Exercise description » Each line of the listing that contains the word "Configuration" is to be copied.

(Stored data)

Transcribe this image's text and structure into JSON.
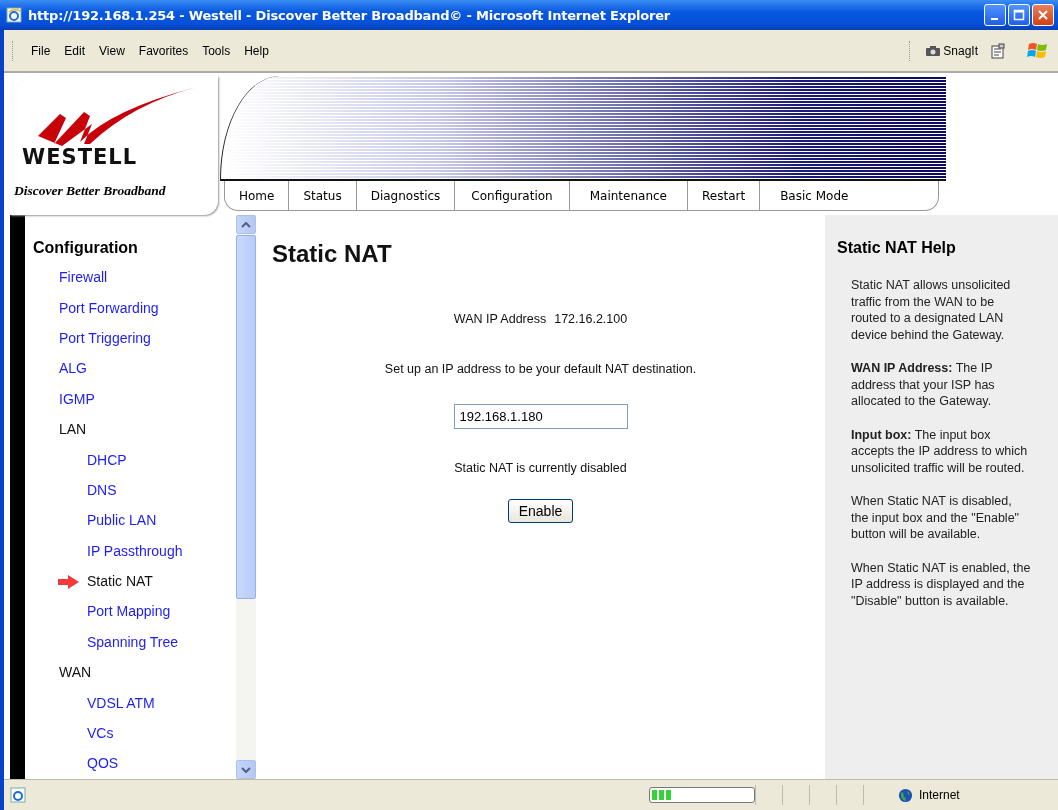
{
  "window": {
    "title": "http://192.168.1.254 - Westell - Discover Better Broadband© - Microsoft Internet Explorer"
  },
  "menu": [
    "File",
    "Edit",
    "View",
    "Favorites",
    "Tools",
    "Help"
  ],
  "toolbar": {
    "snagit": "SnagIt"
  },
  "header": {
    "logo": "WESTELL",
    "tagline": "Discover Better Broadband",
    "tabs": [
      "Home",
      "Status",
      "Diagnostics",
      "Configuration",
      "Maintenance",
      "Restart",
      "Basic Mode"
    ]
  },
  "sidebar": {
    "title": "Configuration",
    "items": [
      {
        "label": "Firewall",
        "kind": "link",
        "selected": false
      },
      {
        "label": "Port Forwarding",
        "kind": "link",
        "selected": false
      },
      {
        "label": "Port Triggering",
        "kind": "link",
        "selected": false
      },
      {
        "label": "ALG",
        "kind": "link",
        "selected": false
      },
      {
        "label": "IGMP",
        "kind": "link",
        "selected": false
      },
      {
        "label": "LAN",
        "kind": "group",
        "selected": false,
        "children": [
          {
            "label": "DHCP",
            "kind": "link",
            "selected": false
          },
          {
            "label": "DNS",
            "kind": "link",
            "selected": false
          },
          {
            "label": "Public LAN",
            "kind": "link",
            "selected": false
          },
          {
            "label": "IP Passthrough",
            "kind": "link",
            "selected": false
          },
          {
            "label": "Static NAT",
            "kind": "link",
            "selected": true
          },
          {
            "label": "Port Mapping",
            "kind": "link",
            "selected": false
          },
          {
            "label": "Spanning Tree",
            "kind": "link",
            "selected": false
          }
        ]
      },
      {
        "label": "WAN",
        "kind": "group",
        "selected": false,
        "children": [
          {
            "label": "VDSL ATM",
            "kind": "link",
            "selected": false
          },
          {
            "label": "VCs",
            "kind": "link",
            "selected": false
          },
          {
            "label": "QOS",
            "kind": "link",
            "selected": false
          }
        ]
      }
    ]
  },
  "main": {
    "title": "Static NAT",
    "wan_label": "WAN IP Address",
    "wan_value": "172.16.2.100",
    "instruction": "Set up an IP address to be your default NAT destination.",
    "ip_field": {
      "value": "192.168.1.180"
    },
    "status": "Static NAT is currently disabled",
    "button": "Enable"
  },
  "help": {
    "title": "Static NAT Help",
    "paragraphs": [
      "Static NAT allows unsolicited traffic from the WAN to be routed to a designated LAN device behind the Gateway.",
      "**WAN IP Address:** The IP address that your ISP has allocated to the Gateway.",
      "**Input box:** The input box accepts the IP address to which unsolicited traffic will be routed.",
      "When Static NAT is disabled, the input box and the \"Enable\" button will be available.",
      "When Static NAT is enabled, the IP address is displayed and the \"Disable\" button is available."
    ]
  },
  "status_bar": {
    "zone": "Internet",
    "progress": {
      "level": 0.2
    }
  }
}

Full solution »
      "Configuration",
    "title": "Configuration",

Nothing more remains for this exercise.